--- EXERCISE ---
Search the data for the string "From" and gather each line it is in.

>> BEGIN

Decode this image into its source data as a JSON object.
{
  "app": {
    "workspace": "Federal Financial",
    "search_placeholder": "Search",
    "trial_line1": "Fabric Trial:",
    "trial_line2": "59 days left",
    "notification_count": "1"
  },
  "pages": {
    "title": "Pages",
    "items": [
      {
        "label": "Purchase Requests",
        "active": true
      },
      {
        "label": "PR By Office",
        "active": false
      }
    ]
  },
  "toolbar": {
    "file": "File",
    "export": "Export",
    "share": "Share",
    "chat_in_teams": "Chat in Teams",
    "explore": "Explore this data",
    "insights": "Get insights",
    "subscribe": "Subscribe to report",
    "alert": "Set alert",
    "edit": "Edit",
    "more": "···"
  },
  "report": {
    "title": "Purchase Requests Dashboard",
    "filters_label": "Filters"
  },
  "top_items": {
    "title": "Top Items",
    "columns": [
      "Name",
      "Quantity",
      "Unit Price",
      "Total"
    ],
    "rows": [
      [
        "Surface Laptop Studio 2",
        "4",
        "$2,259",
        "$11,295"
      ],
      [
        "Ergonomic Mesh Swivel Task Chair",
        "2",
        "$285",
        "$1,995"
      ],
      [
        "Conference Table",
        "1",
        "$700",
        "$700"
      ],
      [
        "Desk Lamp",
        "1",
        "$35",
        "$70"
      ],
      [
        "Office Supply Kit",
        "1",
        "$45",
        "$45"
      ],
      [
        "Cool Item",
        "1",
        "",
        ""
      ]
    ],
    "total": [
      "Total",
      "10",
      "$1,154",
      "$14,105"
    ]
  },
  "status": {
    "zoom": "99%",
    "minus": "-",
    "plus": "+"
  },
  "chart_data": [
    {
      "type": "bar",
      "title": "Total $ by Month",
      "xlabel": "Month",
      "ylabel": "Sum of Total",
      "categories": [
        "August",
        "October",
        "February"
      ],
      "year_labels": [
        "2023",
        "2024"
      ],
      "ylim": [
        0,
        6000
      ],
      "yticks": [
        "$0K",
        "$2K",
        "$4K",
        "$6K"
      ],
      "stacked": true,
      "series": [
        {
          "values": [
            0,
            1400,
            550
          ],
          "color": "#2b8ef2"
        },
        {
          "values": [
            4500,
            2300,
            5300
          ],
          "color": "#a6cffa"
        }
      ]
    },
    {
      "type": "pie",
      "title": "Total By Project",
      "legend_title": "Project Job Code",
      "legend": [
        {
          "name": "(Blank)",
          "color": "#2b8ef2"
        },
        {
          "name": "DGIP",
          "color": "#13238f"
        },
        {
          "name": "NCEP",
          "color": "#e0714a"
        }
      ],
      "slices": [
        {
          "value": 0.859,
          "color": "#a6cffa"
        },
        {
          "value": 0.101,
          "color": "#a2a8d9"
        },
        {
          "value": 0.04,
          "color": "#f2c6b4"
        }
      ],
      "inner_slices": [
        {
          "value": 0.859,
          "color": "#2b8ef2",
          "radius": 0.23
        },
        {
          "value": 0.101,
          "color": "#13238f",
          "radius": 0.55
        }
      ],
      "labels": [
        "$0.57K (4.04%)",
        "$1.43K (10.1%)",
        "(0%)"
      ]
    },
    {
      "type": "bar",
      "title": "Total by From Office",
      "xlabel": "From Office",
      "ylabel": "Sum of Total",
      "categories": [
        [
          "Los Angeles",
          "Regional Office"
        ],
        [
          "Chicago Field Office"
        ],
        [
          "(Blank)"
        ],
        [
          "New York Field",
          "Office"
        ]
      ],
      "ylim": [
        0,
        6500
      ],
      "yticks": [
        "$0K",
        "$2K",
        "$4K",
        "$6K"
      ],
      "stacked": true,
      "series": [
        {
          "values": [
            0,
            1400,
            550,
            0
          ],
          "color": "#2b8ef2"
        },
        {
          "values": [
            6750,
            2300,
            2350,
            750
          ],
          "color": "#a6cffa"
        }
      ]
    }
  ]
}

>> END

--- TASK RESPONSE ---
      "title": "Total by From Office",
      "xlabel": "From Office",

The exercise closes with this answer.